The listing below should be copied in full, word for word.
┌─ Exercise materials
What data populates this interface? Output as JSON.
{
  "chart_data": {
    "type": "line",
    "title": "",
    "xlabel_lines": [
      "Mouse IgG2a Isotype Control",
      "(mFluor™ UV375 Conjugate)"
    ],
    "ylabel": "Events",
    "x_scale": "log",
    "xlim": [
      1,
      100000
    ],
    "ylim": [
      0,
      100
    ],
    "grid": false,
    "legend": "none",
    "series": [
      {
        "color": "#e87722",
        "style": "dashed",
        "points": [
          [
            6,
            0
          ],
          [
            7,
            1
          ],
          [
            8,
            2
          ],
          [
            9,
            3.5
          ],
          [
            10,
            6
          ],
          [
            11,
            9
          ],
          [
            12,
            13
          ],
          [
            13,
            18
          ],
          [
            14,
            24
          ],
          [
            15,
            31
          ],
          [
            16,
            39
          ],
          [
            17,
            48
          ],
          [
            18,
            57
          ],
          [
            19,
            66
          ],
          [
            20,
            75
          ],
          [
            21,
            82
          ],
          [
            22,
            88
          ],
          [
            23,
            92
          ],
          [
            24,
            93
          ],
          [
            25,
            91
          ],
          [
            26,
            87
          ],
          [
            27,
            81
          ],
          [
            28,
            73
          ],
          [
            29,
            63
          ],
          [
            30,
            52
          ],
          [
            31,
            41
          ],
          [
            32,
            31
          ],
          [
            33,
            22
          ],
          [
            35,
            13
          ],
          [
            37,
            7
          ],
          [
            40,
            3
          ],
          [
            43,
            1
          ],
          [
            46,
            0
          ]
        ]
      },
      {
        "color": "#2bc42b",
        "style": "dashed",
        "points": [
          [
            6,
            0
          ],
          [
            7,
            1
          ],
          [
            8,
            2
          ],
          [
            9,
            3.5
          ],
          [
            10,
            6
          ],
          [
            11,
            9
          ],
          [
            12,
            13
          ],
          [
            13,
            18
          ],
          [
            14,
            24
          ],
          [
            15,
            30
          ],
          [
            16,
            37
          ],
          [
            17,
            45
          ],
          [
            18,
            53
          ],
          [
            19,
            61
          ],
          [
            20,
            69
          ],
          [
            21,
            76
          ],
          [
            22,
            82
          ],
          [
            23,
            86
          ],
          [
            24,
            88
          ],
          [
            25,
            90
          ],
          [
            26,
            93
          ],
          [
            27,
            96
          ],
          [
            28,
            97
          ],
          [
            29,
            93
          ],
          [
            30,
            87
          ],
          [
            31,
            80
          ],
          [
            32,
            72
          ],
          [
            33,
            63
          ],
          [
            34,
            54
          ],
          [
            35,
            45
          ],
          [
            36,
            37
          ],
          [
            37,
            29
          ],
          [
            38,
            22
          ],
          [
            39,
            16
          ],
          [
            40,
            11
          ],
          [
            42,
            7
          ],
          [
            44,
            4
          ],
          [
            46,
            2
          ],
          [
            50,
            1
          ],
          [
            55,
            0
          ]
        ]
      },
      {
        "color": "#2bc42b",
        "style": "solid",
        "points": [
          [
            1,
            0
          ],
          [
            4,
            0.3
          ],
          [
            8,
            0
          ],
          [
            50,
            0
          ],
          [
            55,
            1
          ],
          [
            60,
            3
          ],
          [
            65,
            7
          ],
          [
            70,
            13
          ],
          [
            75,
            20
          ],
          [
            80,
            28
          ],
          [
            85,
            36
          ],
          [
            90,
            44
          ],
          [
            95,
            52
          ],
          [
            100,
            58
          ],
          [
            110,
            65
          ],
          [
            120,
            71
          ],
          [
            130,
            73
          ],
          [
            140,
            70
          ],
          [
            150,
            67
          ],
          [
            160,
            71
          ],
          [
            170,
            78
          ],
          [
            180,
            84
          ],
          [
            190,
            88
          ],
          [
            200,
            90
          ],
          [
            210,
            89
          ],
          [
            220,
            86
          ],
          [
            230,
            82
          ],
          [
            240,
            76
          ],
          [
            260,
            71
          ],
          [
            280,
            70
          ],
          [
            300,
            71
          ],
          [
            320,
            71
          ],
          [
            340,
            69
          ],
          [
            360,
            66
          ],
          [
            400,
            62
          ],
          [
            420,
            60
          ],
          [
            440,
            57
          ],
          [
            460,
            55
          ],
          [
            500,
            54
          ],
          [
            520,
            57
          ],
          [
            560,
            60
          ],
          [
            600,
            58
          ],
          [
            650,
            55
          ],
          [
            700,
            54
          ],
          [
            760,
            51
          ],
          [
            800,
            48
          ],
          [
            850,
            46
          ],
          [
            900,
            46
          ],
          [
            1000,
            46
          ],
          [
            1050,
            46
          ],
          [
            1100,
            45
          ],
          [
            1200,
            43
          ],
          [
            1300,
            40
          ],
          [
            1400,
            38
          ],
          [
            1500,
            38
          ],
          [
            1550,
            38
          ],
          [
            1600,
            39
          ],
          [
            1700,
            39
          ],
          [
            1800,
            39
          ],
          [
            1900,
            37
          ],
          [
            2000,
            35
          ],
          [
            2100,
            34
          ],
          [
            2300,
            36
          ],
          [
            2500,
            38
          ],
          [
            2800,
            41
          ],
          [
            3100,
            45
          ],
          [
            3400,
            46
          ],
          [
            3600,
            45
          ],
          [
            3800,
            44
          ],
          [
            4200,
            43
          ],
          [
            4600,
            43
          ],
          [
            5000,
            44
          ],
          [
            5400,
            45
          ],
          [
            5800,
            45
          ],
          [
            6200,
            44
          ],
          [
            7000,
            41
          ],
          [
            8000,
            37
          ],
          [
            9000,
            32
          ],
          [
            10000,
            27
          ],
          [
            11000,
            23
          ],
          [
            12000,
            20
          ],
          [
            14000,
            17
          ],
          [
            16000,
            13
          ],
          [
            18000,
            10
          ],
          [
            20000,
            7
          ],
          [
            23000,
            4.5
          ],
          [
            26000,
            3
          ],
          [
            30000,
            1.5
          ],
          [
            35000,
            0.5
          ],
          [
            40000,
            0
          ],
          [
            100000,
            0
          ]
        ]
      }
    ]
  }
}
└─
■ **The reply**:
What data populates this interface? Output as JSON.
{
  "chart_data": {
    "type": "line",
    "title": "",
    "xlabel_lines": [
      "Mouse IgG2a Isotype Control",
      "(mFluor™ UV375 Conjugate)"
    ],
    "ylabel": "Events",
    "x_scale": "log",
    "xlim": [
      1,
      100000
    ],
    "ylim": [
      0,
      100
    ],
    "grid": false,
    "legend": "none",
    "series": [
      {
        "color": "#e87722",
        "style": "dashed",
        "points": [
          [
            6,
            0
          ],
          [
            7,
            1
          ],
          [
            8,
            2
          ],
          [
            9,
            3.5
          ],
          [
            10,
            6
          ],
          [
            11,
            9
          ],
          [
            12,
            13
          ],
          [
            13,
            18
          ],
          [
            14,
            24
          ],
          [
            15,
            31
          ],
          [
            16,
            39
          ],
          [
            17,
            48
          ],
          [
            18,
            57
          ],
          [
            19,
            66
          ],
          [
            20,
            75
          ],
          [
            21,
            82
          ],
          [
            22,
            88
          ],
          [
            23,
            92
          ],
          [
            24,
            93
          ],
          [
            25,
            91
          ],
          [
            26,
            87
          ],
          [
            27,
            81
          ],
          [
            28,
            73
          ],
          [
            29,
            63
          ],
          [
            30,
            52
          ],
          [
            31,
            41
          ],
          [
            32,
            31
          ],
          [
            33,
            22
          ],
          [
            35,
            13
          ],
          [
            37,
            7
          ],
          [
            40,
            3
          ],
          [
            43,
            1
          ],
          [
            46,
            0
          ]
        ]
      },
      {
        "color": "#2bc42b",
        "style": "dashed",
        "points": [
          [
            6,
            0
          ],
          [
            7,
            1
          ],
          [
            8,
            2
          ],
          [
            9,
            3.5
          ],
          [
            10,
            6
          ],
          [
            11,
            9
          ],
          [
            12,
            13
          ],
          [
            13,
            18
          ],
          [
            14,
            24
          ],
          [
            15,
            30
          ],
          [
            16,
            37
          ],
          [
            17,
            45
          ],
          [
            18,
            53
          ],
          [
            19,
            61
          ],
          [
            20,
            69
          ],
          [
            21,
            76
          ],
          [
            22,
            82
          ],
          [
            23,
            86
          ],
          [
            24,
            88
          ],
          [
            25,
            90
          ],
          [
            26,
            93
          ],
          [
            27,
            96
          ],
          [
            28,
            97
          ],
          [
            29,
            93
          ],
          [
            30,
            87
          ],
          [
            31,
            80
          ],
          [
            32,
            72
          ],
          [
            33,
            63
          ],
          [
            34,
            54
          ],
          [
            35,
            45
          ],
          [
            36,
            37
          ],
          [
            37,
            29
          ],
          [
            38,
            22
          ],
          [
            39,
            16
          ],
          [
            40,
            11
          ],
          [
            42,
            7
          ],
          [
            44,
            4
          ],
          [
            46,
            2
          ],
          [
            50,
            1
          ],
          [
            55,
            0
          ]
        ]
      },
      {
        "color": "#2bc42b",
        "style": "solid",
        "points": [
          [
            1,
            0
          ],
          [
            4,
            0.3
          ],
          [
            8,
            0
          ],
          [
            50,
            0
          ],
          [
            55,
            1
          ],
          [
            60,
            3
          ],
          [
            65,
            7
          ],
          [
            70,
            13
          ],
          [
            75,
            20
          ],
          [
            80,
            28
          ],
          [
            85,
            36
          ],
          [
            90,
            44
          ],
          [
            95,
            52
          ],
          [
            100,
            58
          ],
          [
            110,
            65
          ],
          [
            120,
            71
          ],
          [
            130,
            73
          ],
          [
            140,
            70
          ],
          [
            150,
            67
          ],
          [
            160,
            71
          ],
          [
            170,
            78
          ],
          [
            180,
            84
          ],
          [
            190,
            88
          ],
          [
            200,
            90
          ],
          [
            210,
            89
          ],
          [
            220,
            86
          ],
          [
            230,
            82
          ],
          [
            240,
            76
          ],
          [
            260,
            71
          ],
          [
            280,
            70
          ],
          [
            300,
            71
          ],
          [
            320,
            71
          ],
          [
            340,
            69
          ],
          [
            360,
            66
          ],
          [
            400,
            62
          ],
          [
            420,
            60
          ],
          [
            440,
            57
          ],
          [
            460,
            55
          ],
          [
            500,
            54
          ],
          [
            520,
            57
          ],
          [
            560,
            60
          ],
          [
            600,
            58
          ],
          [
            650,
            55
          ],
          [
            700,
            54
          ],
          [
            760,
            51
          ],
          [
            800,
            48
          ],
          [
            850,
            46
          ],
          [
            900,
            46
          ],
          [
            1000,
            46
          ],
          [
            1050,
            46
          ],
          [
            1100,
            45
          ],
          [
            1200,
            43
          ],
          [
            1300,
            40
          ],
          [
            1400,
            38
          ],
          [
            1500,
            38
          ],
          [
            1550,
            38
          ],
          [
            1600,
            39
          ],
          [
            1700,
            39
          ],
          [
            1800,
            39
          ],
          [
            1900,
            37
          ],
          [
            2000,
            35
          ],
          [
            2100,
            34
          ],
          [
            2300,
            36
          ],
          [
            2500,
            38
          ],
          [
            2800,
            41
          ],
          [
            3100,
            45
          ],
          [
            3400,
            46
          ],
          [
            3600,
            45
          ],
          [
            3800,
            44
          ],
          [
            4200,
            43
          ],
          [
            4600,
            43
          ],
          [
            5000,
            44
          ],
          [
            5400,
            45
          ],
          [
            5800,
            45
          ],
          [
            6200,
            44
          ],
          [
            7000,
            41
          ],
          [
            8000,
            37
          ],
          [
            9000,
            32
          ],
          [
            10000,
            27
          ],
          [
            11000,
            23
          ],
          [
            12000,
            20
          ],
          [
            14000,
            17
          ],
          [
            16000,
            13
          ],
          [
            18000,
            10
          ],
          [
            20000,
            7
          ],
          [
            23000,
            4.5
          ],
          [
            26000,
            3
          ],
          [
            30000,
            1.5
          ],
          [
            35000,
            0.5
          ],
          [
            40000,
            0
          ],
          [
            100000,
            0
          ]
        ]
      }
    ]
  }
}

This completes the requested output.